** PROBLEM DESCRIPTION **
Extract all lines that hold "Tutor" from the records below.

** RECORDS SHOWN **
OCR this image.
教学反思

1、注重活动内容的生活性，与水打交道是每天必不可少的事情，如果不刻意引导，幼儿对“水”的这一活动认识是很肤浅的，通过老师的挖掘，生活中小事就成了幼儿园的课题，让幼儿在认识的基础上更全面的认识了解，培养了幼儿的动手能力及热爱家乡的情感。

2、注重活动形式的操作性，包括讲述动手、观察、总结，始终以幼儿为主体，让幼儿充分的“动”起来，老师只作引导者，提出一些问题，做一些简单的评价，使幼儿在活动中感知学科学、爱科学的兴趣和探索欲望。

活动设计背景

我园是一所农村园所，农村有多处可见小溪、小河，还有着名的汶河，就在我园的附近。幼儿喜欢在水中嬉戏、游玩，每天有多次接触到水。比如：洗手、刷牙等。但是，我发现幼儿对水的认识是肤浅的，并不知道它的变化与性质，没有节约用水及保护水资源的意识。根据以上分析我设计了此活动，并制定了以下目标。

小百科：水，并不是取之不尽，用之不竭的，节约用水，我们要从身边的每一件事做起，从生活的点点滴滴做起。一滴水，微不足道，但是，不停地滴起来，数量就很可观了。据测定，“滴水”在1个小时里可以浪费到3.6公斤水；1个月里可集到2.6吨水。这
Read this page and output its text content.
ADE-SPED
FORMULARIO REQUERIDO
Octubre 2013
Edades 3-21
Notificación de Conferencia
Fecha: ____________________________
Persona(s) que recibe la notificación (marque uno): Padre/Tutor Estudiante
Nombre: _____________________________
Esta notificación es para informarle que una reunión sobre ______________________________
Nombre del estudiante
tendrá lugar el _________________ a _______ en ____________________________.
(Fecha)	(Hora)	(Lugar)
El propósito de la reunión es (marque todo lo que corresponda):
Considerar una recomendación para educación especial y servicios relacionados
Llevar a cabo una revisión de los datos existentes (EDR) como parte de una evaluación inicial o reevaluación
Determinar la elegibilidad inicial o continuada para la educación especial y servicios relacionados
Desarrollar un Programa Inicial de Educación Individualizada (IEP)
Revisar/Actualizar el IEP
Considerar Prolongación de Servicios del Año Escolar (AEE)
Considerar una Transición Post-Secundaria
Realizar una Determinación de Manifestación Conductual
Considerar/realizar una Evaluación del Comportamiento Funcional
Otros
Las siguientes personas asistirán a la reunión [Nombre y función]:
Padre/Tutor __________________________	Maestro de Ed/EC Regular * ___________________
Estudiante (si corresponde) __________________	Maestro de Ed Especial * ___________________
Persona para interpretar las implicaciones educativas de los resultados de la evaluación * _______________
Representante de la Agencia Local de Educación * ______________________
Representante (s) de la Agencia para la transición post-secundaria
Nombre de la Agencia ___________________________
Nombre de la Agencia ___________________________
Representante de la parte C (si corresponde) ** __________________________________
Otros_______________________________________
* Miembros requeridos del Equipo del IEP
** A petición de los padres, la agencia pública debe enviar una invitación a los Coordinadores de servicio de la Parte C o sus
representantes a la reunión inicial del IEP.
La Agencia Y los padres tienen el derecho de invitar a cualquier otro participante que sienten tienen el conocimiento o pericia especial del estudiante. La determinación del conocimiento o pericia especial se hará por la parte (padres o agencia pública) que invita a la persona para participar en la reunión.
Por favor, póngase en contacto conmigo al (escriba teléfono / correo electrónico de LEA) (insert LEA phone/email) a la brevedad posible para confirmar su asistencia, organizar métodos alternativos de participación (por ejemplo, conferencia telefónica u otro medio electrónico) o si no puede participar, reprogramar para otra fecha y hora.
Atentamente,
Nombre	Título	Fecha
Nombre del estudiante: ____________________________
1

** RESULT **
Persona(s) que recibe la notificación (marque uno): Padre/Tutor Estudiante
Padre/Tutor __________________________	Maestro de Ed/EC Regular * ___________________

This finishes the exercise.